What to work on
Extract the complete listing and repeat it word for word.

Given information
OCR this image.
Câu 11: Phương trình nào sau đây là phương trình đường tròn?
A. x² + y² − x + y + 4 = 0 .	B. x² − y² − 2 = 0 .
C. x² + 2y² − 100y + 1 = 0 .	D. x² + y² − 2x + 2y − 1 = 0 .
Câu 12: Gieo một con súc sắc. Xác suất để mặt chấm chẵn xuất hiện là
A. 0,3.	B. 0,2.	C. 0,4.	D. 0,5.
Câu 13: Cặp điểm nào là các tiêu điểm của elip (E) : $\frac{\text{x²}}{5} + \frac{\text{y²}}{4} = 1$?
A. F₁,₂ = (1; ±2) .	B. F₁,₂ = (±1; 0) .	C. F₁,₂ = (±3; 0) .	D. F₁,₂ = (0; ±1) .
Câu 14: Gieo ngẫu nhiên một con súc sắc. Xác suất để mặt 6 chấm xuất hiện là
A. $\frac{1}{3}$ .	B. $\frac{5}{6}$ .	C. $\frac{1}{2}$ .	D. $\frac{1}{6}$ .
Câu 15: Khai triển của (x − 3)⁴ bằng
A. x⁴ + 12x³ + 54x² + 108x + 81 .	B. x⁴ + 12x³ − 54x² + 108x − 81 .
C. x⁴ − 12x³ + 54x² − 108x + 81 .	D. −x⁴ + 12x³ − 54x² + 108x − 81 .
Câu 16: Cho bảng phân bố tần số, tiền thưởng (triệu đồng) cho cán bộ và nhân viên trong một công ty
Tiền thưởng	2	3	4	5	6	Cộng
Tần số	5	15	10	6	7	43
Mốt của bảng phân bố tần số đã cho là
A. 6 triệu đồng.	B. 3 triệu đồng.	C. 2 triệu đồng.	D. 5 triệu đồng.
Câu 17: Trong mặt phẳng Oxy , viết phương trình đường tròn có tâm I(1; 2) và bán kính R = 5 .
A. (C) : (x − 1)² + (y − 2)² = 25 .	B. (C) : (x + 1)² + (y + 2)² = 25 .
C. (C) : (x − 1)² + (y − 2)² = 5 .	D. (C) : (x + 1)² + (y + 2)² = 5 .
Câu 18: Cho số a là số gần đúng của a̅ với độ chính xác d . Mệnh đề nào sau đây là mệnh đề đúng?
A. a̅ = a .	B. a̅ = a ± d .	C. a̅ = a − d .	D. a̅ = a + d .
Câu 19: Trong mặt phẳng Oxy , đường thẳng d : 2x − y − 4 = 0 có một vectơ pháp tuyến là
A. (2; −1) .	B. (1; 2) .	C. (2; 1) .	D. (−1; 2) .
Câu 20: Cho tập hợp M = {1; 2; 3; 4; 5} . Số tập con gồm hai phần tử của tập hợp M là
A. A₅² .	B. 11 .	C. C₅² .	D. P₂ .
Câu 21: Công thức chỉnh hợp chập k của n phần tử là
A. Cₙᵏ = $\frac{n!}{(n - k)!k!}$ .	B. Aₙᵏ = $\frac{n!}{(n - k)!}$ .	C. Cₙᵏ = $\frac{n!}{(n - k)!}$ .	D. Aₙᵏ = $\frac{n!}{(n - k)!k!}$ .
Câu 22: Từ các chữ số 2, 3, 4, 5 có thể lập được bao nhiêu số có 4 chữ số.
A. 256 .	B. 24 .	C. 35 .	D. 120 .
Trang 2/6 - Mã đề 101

Task output
OCR this image.
Câu 11: Phương trình nào sau đây là phương trình đường tròn?
A. x² + y² − x + y + 4 = 0 .	B. x² − y² − 2 = 0 .
C. x² + 2y² − 100y + 1 = 0 .	D. x² + y² − 2x + 2y − 1 = 0 .
Câu 12: Gieo một con súc sắc. Xác suất để mặt chấm chẵn xuất hiện là
A. 0,3.	B. 0,2.	C. 0,4.	D. 0,5.
Câu 13: Cặp điểm nào là các tiêu điểm của elip (E) : $\frac{\text{x²}}{5} + \frac{\text{y²}}{4} = 1$?
A. F₁,₂ = (1; ±2) .	B. F₁,₂ = (±1; 0) .	C. F₁,₂ = (±3; 0) .	D. F₁,₂ = (0; ±1) .
Câu 14: Gieo ngẫu nhiên một con súc sắc. Xác suất để mặt 6 chấm xuất hiện là
A. $\frac{1}{3}$ .	B. $\frac{5}{6}$ .	C. $\frac{1}{2}$ .	D. $\frac{1}{6}$ .
Câu 15: Khai triển của (x − 3)⁴ bằng
A. x⁴ + 12x³ + 54x² + 108x + 81 .	B. x⁴ + 12x³ − 54x² + 108x − 81 .
C. x⁴ − 12x³ + 54x² − 108x + 81 .	D. −x⁴ + 12x³ − 54x² + 108x − 81 .
Câu 16: Cho bảng phân bố tần số, tiền thưởng (triệu đồng) cho cán bộ và nhân viên trong một công ty
Tiền thưởng	2	3	4	5	6	Cộng
Tần số	5	15	10	6	7	43
Mốt của bảng phân bố tần số đã cho là
A. 6 triệu đồng.	B. 3 triệu đồng.	C. 2 triệu đồng.	D. 5 triệu đồng.
Câu 17: Trong mặt phẳng Oxy , viết phương trình đường tròn có tâm I(1; 2) và bán kính R = 5 .
A. (C) : (x − 1)² + (y − 2)² = 25 .	B. (C) : (x + 1)² + (y + 2)² = 25 .
C. (C) : (x − 1)² + (y − 2)² = 5 .	D. (C) : (x + 1)² + (y + 2)² = 5 .
Câu 18: Cho số a là số gần đúng của a̅ với độ chính xác d . Mệnh đề nào sau đây là mệnh đề đúng?
A. a̅ = a .	B. a̅ = a ± d .	C. a̅ = a − d .	D. a̅ = a + d .
Câu 19: Trong mặt phẳng Oxy , đường thẳng d : 2x − y − 4 = 0 có một vectơ pháp tuyến là
A. (2; −1) .	B. (1; 2) .	C. (2; 1) .	D. (−1; 2) .
Câu 20: Cho tập hợp M = {1; 2; 3; 4; 5} . Số tập con gồm hai phần tử của tập hợp M là
A. A₅² .	B. 11 .	C. C₅² .	D. P₂ .
Câu 21: Công thức chỉnh hợp chập k của n phần tử là
A. Cₙᵏ = $\frac{n!}{(n - k)!k!}$ .	B. Aₙᵏ = $\frac{n!}{(n - k)!}$ .	C. Cₙᵏ = $\frac{n!}{(n - k)!}$ .	D. Aₙᵏ = $\frac{n!}{(n - k)!k!}$ .
Câu 22: Từ các chữ số 2, 3, 4, 5 có thể lập được bao nhiêu số có 4 chữ số.
A. 256 .	B. 24 .	C. 35 .	D. 120 .
Trang 2/6 - Mã đề 101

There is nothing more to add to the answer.